# PROBLEM TO WORK ON
Transcribe the data word for word, beginning with its first line and ending after the line that contains "lon-tick-label: 120W xyxy=(889,462,927,478)".

[START DATA SHOWN]

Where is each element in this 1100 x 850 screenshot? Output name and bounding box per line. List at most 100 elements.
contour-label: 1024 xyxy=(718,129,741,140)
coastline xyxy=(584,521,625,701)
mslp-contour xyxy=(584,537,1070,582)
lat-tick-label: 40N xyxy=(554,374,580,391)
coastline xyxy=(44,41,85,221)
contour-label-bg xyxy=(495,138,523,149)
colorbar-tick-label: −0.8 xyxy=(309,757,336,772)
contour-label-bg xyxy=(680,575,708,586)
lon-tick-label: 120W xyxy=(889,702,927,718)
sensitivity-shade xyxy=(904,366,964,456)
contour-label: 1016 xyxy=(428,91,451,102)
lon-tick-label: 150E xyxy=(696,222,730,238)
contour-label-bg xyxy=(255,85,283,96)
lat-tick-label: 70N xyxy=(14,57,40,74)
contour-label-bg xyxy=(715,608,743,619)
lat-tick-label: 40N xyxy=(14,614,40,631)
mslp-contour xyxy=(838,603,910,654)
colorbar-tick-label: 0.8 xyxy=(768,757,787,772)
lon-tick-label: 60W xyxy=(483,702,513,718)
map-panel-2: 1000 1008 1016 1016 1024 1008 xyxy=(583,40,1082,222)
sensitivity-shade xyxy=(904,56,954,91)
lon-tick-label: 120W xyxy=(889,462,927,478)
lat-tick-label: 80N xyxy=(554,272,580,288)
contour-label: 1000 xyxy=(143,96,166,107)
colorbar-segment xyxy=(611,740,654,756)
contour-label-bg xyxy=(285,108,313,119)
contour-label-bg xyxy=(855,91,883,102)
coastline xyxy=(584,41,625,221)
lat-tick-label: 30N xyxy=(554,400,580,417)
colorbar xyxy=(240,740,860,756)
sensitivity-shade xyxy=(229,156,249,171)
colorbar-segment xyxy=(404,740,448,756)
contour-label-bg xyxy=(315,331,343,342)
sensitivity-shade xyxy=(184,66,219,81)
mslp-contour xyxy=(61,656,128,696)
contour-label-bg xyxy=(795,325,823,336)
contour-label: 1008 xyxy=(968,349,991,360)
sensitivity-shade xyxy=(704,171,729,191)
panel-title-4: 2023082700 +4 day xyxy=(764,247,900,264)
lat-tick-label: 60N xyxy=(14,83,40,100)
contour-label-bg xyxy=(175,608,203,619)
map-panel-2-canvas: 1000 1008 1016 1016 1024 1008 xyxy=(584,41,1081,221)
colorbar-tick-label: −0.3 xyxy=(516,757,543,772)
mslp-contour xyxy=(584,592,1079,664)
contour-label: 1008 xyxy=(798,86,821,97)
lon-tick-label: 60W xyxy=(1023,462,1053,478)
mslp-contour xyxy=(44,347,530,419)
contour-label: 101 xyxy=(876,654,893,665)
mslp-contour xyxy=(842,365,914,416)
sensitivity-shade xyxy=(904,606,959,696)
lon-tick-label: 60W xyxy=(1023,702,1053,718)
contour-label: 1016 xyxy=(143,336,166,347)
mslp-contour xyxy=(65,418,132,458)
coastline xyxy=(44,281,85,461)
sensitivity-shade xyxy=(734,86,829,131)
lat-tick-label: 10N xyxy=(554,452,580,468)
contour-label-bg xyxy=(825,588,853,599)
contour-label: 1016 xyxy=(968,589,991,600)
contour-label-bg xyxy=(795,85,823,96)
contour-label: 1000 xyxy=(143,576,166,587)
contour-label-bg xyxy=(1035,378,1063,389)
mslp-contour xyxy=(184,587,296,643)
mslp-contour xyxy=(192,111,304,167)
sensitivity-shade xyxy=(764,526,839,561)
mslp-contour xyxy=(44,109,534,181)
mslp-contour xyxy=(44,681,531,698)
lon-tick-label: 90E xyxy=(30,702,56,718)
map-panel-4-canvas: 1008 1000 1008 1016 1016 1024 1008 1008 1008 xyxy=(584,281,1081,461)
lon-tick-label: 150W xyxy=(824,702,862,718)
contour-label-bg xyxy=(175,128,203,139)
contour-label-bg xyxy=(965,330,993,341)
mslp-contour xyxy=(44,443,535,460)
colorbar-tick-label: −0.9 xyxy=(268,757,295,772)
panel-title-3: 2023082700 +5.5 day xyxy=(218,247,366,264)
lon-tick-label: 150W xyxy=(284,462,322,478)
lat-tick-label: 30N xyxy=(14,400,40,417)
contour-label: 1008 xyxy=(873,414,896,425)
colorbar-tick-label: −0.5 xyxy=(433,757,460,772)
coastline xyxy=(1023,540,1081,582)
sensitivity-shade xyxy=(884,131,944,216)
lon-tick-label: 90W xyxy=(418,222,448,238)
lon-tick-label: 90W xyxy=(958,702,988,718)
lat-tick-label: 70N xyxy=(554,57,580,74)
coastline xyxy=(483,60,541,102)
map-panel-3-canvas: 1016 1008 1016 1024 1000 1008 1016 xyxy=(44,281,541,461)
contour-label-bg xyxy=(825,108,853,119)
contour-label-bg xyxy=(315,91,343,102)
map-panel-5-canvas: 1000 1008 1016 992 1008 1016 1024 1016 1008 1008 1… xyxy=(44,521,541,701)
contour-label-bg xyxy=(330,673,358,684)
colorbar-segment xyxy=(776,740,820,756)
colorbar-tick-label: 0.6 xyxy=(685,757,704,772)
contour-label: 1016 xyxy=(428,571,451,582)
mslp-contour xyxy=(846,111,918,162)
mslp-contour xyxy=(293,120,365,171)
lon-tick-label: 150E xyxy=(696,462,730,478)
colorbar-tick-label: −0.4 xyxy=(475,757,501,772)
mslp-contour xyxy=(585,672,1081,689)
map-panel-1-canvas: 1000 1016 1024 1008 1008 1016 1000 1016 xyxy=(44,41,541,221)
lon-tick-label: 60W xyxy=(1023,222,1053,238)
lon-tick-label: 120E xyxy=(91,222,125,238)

[END DATA SHOWN]

# TASK RESULT
Where is each element in this 1100 x 850 screenshot? Output name and bounding box per line. List at most 100 elements.
contour-label: 1024 xyxy=(718,129,741,140)
coastline xyxy=(584,521,625,701)
mslp-contour xyxy=(584,537,1070,582)
lat-tick-label: 40N xyxy=(554,374,580,391)
coastline xyxy=(44,41,85,221)
contour-label-bg xyxy=(495,138,523,149)
colorbar-tick-label: −0.8 xyxy=(309,757,336,772)
contour-label-bg xyxy=(680,575,708,586)
lon-tick-label: 120W xyxy=(889,702,927,718)
sensitivity-shade xyxy=(904,366,964,456)
contour-label: 1016 xyxy=(428,91,451,102)
lon-tick-label: 150E xyxy=(696,222,730,238)
contour-label-bg xyxy=(255,85,283,96)
lat-tick-label: 70N xyxy=(14,57,40,74)
contour-label-bg xyxy=(715,608,743,619)
lat-tick-label: 40N xyxy=(14,614,40,631)
mslp-contour xyxy=(838,603,910,654)
colorbar-tick-label: 0.8 xyxy=(768,757,787,772)
lon-tick-label: 60W xyxy=(483,702,513,718)
map-panel-2: 1000 1008 1016 1016 1024 1008 xyxy=(583,40,1082,222)
sensitivity-shade xyxy=(904,56,954,91)
lon-tick-label: 120W xyxy=(889,462,927,478)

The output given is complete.